What the exercise asks -
Copy all entries verbatim and keep any pictures out of the copy.

Information -

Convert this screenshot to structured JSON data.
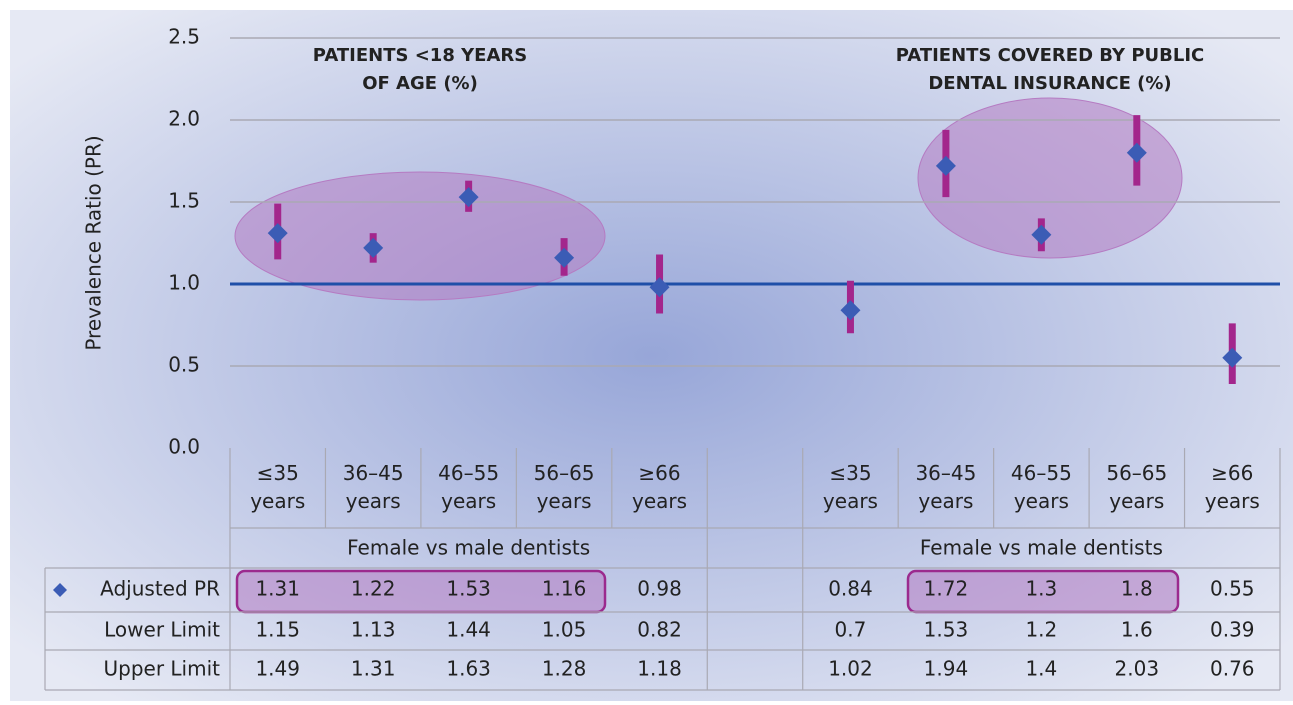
{
  "chart_data": {
    "type": "errorbar",
    "y_label": "Prevalence Ratio (PR)",
    "annotations": [
      "PATIENTS <18 YEARS OF AGE (%)",
      "PATIENTS COVERED BY PUBLIC DENTAL INSURANCE (%)"
    ],
    "categories": [
      "≤35 years",
      "36–45 years",
      "46–55 years",
      "56–65 years",
      "≥66 years",
      null,
      "≤35 years",
      "36–45 years",
      "46–55 years",
      "56–65 years",
      "≥66 years"
    ],
    "groups": [
      "Female vs male dentists",
      "Female vs male dentists"
    ],
    "series": [
      {
        "name": "Adjusted PR",
        "color": "#3b5cb5",
        "values": [
          1.31,
          1.22,
          1.53,
          1.16,
          0.98,
          null,
          0.84,
          1.72,
          1.3,
          1.8,
          0.55
        ]
      },
      {
        "name": "Lower Limit",
        "color": "#a3268c",
        "values": [
          1.15,
          1.13,
          1.44,
          1.05,
          0.82,
          null,
          0.7,
          1.53,
          1.2,
          1.6,
          0.39
        ]
      },
      {
        "name": "Upper Limit",
        "color": "#a3268c",
        "values": [
          1.49,
          1.31,
          1.63,
          1.28,
          1.18,
          null,
          1.02,
          1.94,
          1.4,
          2.03,
          0.76
        ]
      }
    ],
    "reference_line": 1,
    "ylim": [
      0,
      2.5
    ],
    "yticks": [
      {
        "value": 0,
        "label": "0.0"
      },
      0.5,
      {
        "value": 1,
        "label": "1.0"
      },
      1.5,
      {
        "value": 2,
        "label": "2.0"
      },
      2.5
    ],
    "grid": true
  }
}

Answer section -
Convert this screenshot to structured JSON data.
{
  "chart_data": {
    "type": "errorbar",
    "y_label": "Prevalence Ratio (PR)",
    "annotations": [
      "PATIENTS <18 YEARS OF AGE (%)",
      "PATIENTS COVERED BY PUBLIC DENTAL INSURANCE (%)"
    ],
    "categories": [
      "≤35 years",
      "36–45 years",
      "46–55 years",
      "56–65 years",
      "≥66 years",
      null,
      "≤35 years",
      "36–45 years",
      "46–55 years",
      "56–65 years",
      "≥66 years"
    ],
    "groups": [
      "Female vs male dentists",
      "Female vs male dentists"
    ],
    "series": [
      {
        "name": "Adjusted PR",
        "color": "#3b5cb5",
        "values": [
          1.31,
          1.22,
          1.53,
          1.16,
          0.98,
          null,
          0.84,
          1.72,
          1.3,
          1.8,
          0.55
        ]
      },
      {
        "name": "Lower Limit",
        "color": "#a3268c",
        "values": [
          1.15,
          1.13,
          1.44,
          1.05,
          0.82,
          null,
          0.7,
          1.53,
          1.2,
          1.6,
          0.39
        ]
      },
      {
        "name": "Upper Limit",
        "color": "#a3268c",
        "values": [
          1.49,
          1.31,
          1.63,
          1.28,
          1.18,
          null,
          1.02,
          1.94,
          1.4,
          2.03,
          0.76
        ]
      }
    ],
    "reference_line": 1,
    "ylim": [
      0,
      2.5
    ],
    "yticks": [
      {
        "value": 0,
        "label": "0.0"
      },
      0.5,
      {
        "value": 1,
        "label": "1.0"
      },
      1.5,
      {
        "value": 2,
        "label": "2.0"
      },
      2.5
    ],
    "grid": true
  }
}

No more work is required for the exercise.